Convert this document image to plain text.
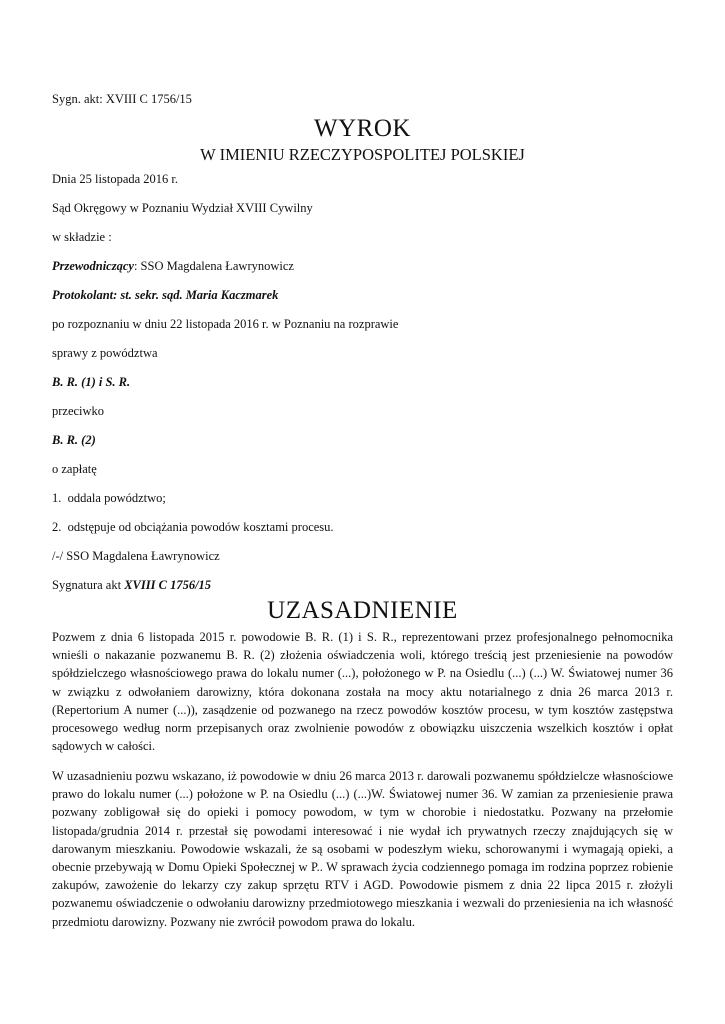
Sygn. akt: XVIII C 1756/15
WYROK
W IMIENIU RZECZYPOSPOLITEJ POLSKIEJ
Dnia 25 listopada 2016 r.
Sąd Okręgowy w Poznaniu Wydział XVIII Cywilny
w składzie :
Przewodniczący: SSO Magdalena Ławrynowicz
Protokolant: st. sekr. sąd. Maria Kaczmarek
po rozpoznaniu w dniu 22 listopada 2016 r. w Poznaniu na rozprawie
sprawy z powództwa
B. R. (1) i S. R.
przeciwko
B. R. (2)
o zapłatę
1.  oddala powództwo;
2.  odstępuje od obciążania powodów kosztami procesu.
/-/ SSO Magdalena Ławrynowicz
Sygnatura akt XVIII C 1756/15
UZASADNIENIE
Pozwem z dnia 6 listopada 2015 r. powodowie B. R. (1) i S. R., reprezentowani przez profesjonalnego pełnomocnika wnieśli o nakazanie pozwanemu B. R. (2) złożenia oświadczenia woli, którego treścią jest przeniesienie na powodów spółdzielczego własnościowego prawa do lokalu numer (...), położonego w P. na Osiedlu (...) (...) W. Światowej numer 36 w związku z odwołaniem darowizny, która dokonana została na mocy aktu notarialnego z dnia 26 marca 2013 r. (Repertorium A numer (...)), zasądzenie od pozwanego na rzecz powodów kosztów procesu, w tym kosztów zastępstwa procesowego według norm przepisanych oraz zwolnienie powodów z obowiązku uiszczenia wszelkich kosztów i opłat sądowych w całości.
W uzasadnieniu pozwu wskazano, iż powodowie w dniu 26 marca 2013 r. darowali pozwanemu spółdzielcze własnościowe prawo do lokalu numer (...) położone w P. na Osiedlu (...) (...)W. Światowej numer 36. W zamian za przeniesienie prawa pozwany zobligował się do opieki i pomocy powodom, w tym w chorobie i niedostatku. Pozwany na przełomie listopada/grudnia 2014 r. przestał się powodami interesować i nie wydał ich prywatnych rzeczy znajdujących się w darowanym mieszkaniu. Powodowie wskazali, że są osobami w podeszłym wieku, schorowanymi i wymagają opieki, a obecnie przebywają w Domu Opieki Społecznej w P.. W sprawach życia codziennego pomaga im rodzina poprzez robienie zakupów, zawożenie do lekarzy czy zakup sprzętu RTV i AGD. Powodowie pismem z dnia 22 lipca 2015 r. złożyli pozwanemu oświadczenie o odwołaniu darowizny przedmiotowego mieszkania i wezwali do przeniesienia na ich własność przedmiotu darowizny. Pozwany nie zwrócił powodom prawa do lokalu.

▸ WHAT TO PRODUCE:
Copy all the lines above that hold the string "XVIII".

▸ TASK ANSWER:
Sygn. akt: XVIII C 1756/15
Sąd Okręgowy w Poznaniu Wydział XVIII Cywilny
Sygnatura akt XVIII C 1756/15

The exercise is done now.